(Data listing)
..........

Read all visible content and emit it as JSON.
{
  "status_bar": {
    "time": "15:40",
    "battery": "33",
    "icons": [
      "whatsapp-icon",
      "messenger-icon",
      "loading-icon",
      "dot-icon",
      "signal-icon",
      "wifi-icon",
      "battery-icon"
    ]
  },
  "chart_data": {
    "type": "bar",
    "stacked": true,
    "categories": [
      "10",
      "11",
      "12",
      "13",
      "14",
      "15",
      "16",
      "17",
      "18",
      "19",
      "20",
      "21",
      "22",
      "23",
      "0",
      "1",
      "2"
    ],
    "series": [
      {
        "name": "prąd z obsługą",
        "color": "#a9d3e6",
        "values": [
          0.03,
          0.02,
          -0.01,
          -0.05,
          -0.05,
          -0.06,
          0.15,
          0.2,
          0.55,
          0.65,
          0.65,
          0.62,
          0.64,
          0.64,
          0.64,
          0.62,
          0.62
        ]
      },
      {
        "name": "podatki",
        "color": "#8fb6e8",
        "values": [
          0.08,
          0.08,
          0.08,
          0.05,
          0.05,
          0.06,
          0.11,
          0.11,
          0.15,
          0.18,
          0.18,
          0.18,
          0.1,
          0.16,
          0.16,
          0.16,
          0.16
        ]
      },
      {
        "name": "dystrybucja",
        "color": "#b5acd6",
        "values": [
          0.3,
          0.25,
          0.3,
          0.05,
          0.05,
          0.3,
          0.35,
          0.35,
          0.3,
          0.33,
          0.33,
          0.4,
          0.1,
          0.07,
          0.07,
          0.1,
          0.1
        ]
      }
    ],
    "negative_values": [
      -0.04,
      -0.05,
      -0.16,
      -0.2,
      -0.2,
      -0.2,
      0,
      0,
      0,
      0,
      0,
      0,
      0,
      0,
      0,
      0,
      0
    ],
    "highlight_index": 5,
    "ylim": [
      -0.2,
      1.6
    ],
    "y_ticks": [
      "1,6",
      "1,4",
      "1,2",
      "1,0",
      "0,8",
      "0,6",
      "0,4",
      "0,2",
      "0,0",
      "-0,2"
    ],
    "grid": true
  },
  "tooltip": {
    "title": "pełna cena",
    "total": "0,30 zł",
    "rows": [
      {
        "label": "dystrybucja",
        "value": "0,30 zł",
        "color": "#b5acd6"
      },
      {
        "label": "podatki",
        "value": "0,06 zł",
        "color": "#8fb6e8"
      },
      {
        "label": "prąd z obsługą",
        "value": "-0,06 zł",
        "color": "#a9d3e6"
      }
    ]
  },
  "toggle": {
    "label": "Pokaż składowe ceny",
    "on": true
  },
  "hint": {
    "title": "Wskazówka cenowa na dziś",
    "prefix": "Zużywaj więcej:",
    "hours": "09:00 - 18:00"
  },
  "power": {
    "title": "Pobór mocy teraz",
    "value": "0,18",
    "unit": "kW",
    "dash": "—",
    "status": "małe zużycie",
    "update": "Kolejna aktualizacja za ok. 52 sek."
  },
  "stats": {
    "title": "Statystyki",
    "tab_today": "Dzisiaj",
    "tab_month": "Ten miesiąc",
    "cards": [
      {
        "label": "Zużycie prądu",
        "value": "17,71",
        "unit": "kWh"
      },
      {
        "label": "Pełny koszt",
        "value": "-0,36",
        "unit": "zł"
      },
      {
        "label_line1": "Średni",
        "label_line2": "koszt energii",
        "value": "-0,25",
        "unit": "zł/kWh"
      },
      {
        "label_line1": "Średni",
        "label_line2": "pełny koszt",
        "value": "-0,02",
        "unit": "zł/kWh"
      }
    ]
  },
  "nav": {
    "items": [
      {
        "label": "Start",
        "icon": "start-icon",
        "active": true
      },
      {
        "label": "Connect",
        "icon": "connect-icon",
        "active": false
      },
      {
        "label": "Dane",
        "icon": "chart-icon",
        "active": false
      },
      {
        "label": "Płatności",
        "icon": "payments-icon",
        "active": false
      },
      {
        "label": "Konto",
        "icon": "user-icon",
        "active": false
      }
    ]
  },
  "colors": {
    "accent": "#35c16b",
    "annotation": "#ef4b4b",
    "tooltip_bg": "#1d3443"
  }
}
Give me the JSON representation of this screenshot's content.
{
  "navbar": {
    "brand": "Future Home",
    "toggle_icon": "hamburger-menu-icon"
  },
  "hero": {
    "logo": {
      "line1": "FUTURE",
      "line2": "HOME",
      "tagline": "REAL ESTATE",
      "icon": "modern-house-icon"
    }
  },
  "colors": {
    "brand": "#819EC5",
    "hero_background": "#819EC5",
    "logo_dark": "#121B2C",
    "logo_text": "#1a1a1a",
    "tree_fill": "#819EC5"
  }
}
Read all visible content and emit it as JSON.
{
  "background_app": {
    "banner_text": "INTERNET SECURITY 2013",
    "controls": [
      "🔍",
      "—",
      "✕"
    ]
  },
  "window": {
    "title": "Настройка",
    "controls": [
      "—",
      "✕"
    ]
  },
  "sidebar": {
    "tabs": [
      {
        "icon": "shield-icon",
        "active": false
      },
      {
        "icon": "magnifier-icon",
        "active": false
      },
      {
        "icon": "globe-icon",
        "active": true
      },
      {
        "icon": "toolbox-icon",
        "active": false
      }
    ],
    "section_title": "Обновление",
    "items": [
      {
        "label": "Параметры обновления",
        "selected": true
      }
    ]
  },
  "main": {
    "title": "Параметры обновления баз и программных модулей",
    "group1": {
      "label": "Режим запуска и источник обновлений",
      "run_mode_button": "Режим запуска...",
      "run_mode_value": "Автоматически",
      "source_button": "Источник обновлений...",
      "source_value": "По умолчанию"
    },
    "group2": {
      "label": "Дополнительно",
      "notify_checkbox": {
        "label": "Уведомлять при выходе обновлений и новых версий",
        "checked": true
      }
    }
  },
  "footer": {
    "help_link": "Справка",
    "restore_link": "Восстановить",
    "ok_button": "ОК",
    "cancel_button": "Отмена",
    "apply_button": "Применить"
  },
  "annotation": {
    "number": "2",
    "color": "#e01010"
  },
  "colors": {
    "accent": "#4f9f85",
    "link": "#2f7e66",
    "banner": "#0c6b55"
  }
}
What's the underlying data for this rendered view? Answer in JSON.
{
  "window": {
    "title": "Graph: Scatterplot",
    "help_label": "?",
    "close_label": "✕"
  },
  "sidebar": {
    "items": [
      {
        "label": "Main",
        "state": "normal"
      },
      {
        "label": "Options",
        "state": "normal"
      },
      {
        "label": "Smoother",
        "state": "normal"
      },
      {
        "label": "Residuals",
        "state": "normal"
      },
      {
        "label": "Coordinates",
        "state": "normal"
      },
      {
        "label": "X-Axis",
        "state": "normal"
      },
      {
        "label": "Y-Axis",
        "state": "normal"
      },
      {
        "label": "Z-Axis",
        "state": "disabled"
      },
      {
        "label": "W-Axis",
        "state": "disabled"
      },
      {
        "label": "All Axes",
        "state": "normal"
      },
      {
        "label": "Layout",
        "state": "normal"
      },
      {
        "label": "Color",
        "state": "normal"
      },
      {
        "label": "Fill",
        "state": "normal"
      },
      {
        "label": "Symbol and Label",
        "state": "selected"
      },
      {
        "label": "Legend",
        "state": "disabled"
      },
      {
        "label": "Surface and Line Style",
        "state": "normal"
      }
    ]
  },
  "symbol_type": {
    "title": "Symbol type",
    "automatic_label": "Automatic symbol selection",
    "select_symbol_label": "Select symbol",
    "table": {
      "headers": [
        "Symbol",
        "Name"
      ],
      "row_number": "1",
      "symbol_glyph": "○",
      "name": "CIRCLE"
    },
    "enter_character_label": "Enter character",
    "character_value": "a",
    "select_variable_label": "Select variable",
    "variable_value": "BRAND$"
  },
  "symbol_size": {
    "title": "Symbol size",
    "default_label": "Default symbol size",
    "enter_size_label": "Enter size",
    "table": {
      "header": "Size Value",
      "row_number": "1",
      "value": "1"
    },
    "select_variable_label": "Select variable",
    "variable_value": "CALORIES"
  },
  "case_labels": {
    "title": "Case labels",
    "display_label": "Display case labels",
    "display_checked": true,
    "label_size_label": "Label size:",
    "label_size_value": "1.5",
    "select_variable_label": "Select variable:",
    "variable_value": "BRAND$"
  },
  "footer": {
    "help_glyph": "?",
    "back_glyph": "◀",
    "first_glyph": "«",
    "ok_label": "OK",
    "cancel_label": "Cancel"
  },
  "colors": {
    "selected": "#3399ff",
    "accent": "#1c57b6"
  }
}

..........

EXERCISE AIM: Find the lines containing "this" and pull them out.

ANSWER FOR THE TASK:
Give me the JSON representation of this screenshot's content.
What's the underlying data for this rendered view? Answer in JSON.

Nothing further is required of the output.